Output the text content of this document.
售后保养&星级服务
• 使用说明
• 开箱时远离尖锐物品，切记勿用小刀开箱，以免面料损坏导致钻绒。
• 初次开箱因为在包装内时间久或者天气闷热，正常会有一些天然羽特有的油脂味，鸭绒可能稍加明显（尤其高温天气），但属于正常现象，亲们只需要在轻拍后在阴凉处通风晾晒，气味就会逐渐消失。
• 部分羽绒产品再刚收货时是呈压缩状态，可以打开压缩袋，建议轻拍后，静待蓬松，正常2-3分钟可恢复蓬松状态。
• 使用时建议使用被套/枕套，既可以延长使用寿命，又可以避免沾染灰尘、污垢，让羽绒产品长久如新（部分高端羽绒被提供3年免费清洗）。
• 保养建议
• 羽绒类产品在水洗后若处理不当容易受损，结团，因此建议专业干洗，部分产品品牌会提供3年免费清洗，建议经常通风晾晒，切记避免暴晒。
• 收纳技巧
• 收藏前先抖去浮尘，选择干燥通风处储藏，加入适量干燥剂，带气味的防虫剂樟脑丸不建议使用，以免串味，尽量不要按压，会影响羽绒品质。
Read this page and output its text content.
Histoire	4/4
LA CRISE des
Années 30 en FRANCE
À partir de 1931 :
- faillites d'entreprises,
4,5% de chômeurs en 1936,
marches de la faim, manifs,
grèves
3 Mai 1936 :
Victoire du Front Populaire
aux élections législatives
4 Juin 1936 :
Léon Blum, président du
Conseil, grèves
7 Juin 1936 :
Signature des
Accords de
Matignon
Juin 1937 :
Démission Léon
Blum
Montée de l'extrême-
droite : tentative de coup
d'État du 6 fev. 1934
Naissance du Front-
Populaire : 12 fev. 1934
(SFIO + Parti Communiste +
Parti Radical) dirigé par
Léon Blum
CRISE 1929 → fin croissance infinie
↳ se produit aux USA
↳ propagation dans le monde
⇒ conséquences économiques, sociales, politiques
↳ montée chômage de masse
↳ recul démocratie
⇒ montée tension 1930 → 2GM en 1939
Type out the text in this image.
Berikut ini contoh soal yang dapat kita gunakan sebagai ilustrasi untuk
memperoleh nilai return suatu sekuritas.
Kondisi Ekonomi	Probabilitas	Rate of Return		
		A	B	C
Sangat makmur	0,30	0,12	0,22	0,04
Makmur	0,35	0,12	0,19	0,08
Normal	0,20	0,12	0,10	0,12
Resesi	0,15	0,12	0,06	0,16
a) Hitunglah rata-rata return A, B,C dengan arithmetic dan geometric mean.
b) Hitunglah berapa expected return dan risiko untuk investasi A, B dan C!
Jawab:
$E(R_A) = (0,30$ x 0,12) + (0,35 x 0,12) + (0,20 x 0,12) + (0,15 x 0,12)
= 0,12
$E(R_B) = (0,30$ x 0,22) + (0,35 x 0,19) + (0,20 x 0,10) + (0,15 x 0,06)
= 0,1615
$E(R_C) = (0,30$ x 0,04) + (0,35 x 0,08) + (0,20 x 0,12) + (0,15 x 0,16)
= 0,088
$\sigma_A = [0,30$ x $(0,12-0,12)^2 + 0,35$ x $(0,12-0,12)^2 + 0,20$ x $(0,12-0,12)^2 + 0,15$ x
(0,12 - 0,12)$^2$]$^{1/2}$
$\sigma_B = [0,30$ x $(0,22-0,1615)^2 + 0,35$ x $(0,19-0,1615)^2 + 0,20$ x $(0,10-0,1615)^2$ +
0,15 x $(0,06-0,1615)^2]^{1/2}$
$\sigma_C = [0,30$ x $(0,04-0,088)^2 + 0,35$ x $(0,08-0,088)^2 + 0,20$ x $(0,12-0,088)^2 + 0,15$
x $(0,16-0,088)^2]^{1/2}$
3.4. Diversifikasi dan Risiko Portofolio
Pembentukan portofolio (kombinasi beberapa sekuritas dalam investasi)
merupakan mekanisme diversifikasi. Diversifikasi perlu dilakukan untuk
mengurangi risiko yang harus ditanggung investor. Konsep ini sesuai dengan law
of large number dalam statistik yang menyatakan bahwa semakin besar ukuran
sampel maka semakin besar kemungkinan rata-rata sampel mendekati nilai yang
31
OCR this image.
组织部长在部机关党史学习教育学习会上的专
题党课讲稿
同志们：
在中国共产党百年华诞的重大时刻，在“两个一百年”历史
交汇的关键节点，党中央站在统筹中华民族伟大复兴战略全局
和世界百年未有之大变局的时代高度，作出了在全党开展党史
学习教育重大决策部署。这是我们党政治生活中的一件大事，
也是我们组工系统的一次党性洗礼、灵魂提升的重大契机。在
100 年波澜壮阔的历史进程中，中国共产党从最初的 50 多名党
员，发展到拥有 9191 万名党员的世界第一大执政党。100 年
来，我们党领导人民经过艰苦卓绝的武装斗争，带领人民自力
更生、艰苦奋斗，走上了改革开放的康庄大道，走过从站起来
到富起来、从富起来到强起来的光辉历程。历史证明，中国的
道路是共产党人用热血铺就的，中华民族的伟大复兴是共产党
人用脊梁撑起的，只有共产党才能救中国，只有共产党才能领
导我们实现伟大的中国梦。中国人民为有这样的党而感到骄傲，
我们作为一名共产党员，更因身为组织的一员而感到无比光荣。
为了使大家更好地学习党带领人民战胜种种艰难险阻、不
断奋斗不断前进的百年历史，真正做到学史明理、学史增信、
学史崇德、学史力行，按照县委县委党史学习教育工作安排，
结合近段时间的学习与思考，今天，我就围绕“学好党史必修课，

-------

_Written problem:_ Repeat every line of the data, exactly and in full.

_Task solution:_
Output the text content of this document.
售后保养&星级服务
• 使用说明
• 开箱时远离尖锐物品，切记勿用小刀开箱，以免面料损坏导致钻绒。
• 初次开箱因为在包装内时间久或者天气闷热，正常会有一些天然羽特有的油脂味，鸭绒可能稍加明显（尤其高温天气），但属于正常现象，亲们只需要在轻拍后在阴凉处通风晾晒，气味就会逐渐消失。
• 部分羽绒产品再刚收货时是呈压缩状态，可以打开压缩袋，建议轻拍后，静待蓬松，正常2-3分钟可恢复蓬松状态。
• 使用时建议使用被套/枕套，既可以延长使用寿命，又可以避免沾染灰尘、污垢，让羽绒产品长久如新（部分高端羽绒被提供3年免费清洗）。
• 保养建议
• 羽绒类产品在水洗后若处理不当容易受损，结团，因此建议专业干洗，部分产品品牌会提供3年免费清洗，建议经常通风晾晒，切记避免暴晒。
• 收纳技巧
• 收藏前先抖去浮尘，选择干燥通风处储藏，加入适量干燥剂，带气味的防虫剂樟脑丸不建议使用，以免串味，尽量不要按压，会影响羽绒品质。
Read this page and output its text content.
Histoire	4/4
LA CRISE des
Années 30 en FRANCE
À partir de 1931 :
- faillites d'entreprises,
4,5% de chômeurs en 1936,
marches de la faim, manifs,
grèves
3 Mai 1936 :
Victoire du Front Populaire
aux élections législatives
4 Juin 1936 :
Léon Blum, président du
Conseil, grèves
7 Juin 1936 :
Signature des
Accords de
Matignon
Juin 1937 :
Démission Léon
Blum
Montée de l'extrême-
droite : tentative de coup
d'État du 6 fev. 1934
Naissance du Front-
Populaire : 12 fev. 1934
(SFIO + Parti Communiste +
Parti Radical) dirigé par
Léon Blum
CRISE 1929 → fin croissance infinie
↳ se produit aux USA
↳ propagation dans le monde
⇒ conséquences économiques, sociales, politiques
↳ montée chômage de masse
↳ recul démocratie
⇒ montée tension 1930 → 2GM en 1939
Type out the text in this image.
Berikut ini contoh soal yang dapat kita gunakan sebagai ilustrasi untuk
memperoleh nilai return suatu sekuritas.
Kondisi Ekonomi	Probabilitas	Rate of Return		
		A	B	C
Sangat makmur	0,30	0,12	0,22	0,04
Makmur	0,35	0,12	0,19	0,08
Normal	0,20	0,12	0,10	0,12
Resesi	0,15	0,12	0,06	0,16
a) Hitunglah rata-rata return A, B,C dengan arithmetic dan geometric mean.
b) Hitunglah berapa expected return dan risiko untuk investasi A, B dan C!
Jawab:
$E(R_A) = (0,30$ x 0,12) + (0,35 x 0,12) + (0,20 x 0,12) + (0,15 x 0,12)
= 0,12
$E(R_B) = (0,30$ x 0,22) + (0,35 x 0,19) + (0,20 x 0,10) + (0,15 x 0,06)
= 0,1615
$E(R_C) = (0,30$ x 0,04) + (0,35 x 0,08) + (0,20 x 0,12) + (0,15 x 0,16)
= 0,088
$\sigma_A = [0,30$ x $(0,12-0,12)^2 + 0,35$ x $(0,12-0,12)^2 + 0,20$ x $(0,12-0,12)^2 + 0,15$ x
(0,12 - 0,12)$^2$]$^{1/2}$
$\sigma_B = [0,30$ x $(0,22-0,1615)^2 + 0,35$ x $(0,19-0,1615)^2 + 0,20$ x $(0,10-0,1615)^2$ +
0,15 x $(0,06-0,1615)^2]^{1/2}$
$\sigma_C = [0,30$ x $(0,04-0,088)^2 + 0,35$ x $(0,08-0,088)^2 + 0,20$ x $(0,12-0,088)^2 + 0,15$
x $(0,16-0,088)^2]^{1/2}$
3.4. Diversifikasi dan Risiko Portofolio
Pembentukan portofolio (kombinasi beberapa sekuritas dalam investasi)
merupakan mekanisme diversifikasi. Diversifikasi perlu dilakukan untuk
mengurangi risiko yang harus ditanggung investor. Konsep ini sesuai dengan law
of large number dalam statistik yang menyatakan bahwa semakin besar ukuran
sampel maka semakin besar kemungkinan rata-rata sampel mendekati nilai yang
31
OCR this image.
组织部长在部机关党史学习教育学习会上的专
题党课讲稿
同志们：
在中国共产党百年华诞的重大时刻，在“两个一百年”历史
交汇的关键节点，党中央站在统筹中华民族伟大复兴战略全局
和世界百年未有之大变局的时代高度，作出了在全党开展党史
学习教育重大决策部署。这是我们党政治生活中的一件大事，
也是我们组工系统的一次党性洗礼、灵魂提升的重大契机。在
100 年波澜壮阔的历史进程中，中国共产党从最初的 50 多名党
员，发展到拥有 9191 万名党员的世界第一大执政党。100 年
来，我们党领导人民经过艰苦卓绝的武装斗争，带领人民自力
更生、艰苦奋斗，走上了改革开放的康庄大道，走过从站起来
到富起来、从富起来到强起来的光辉历程。历史证明，中国的
道路是共产党人用热血铺就的，中华民族的伟大复兴是共产党
人用脊梁撑起的，只有共产党才能救中国，只有共产党才能领
导我们实现伟大的中国梦。中国人民为有这样的党而感到骄傲，
我们作为一名共产党员，更因身为组织的一员而感到无比光荣。
为了使大家更好地学习党带领人民战胜种种艰难险阻、不
断奋斗不断前进的百年历史，真正做到学史明理、学史增信、
学史崇德、学史力行，按照县委县委党史学习教育工作安排，
结合近段时间的学习与思考，今天，我就围绕“学好党史必修课，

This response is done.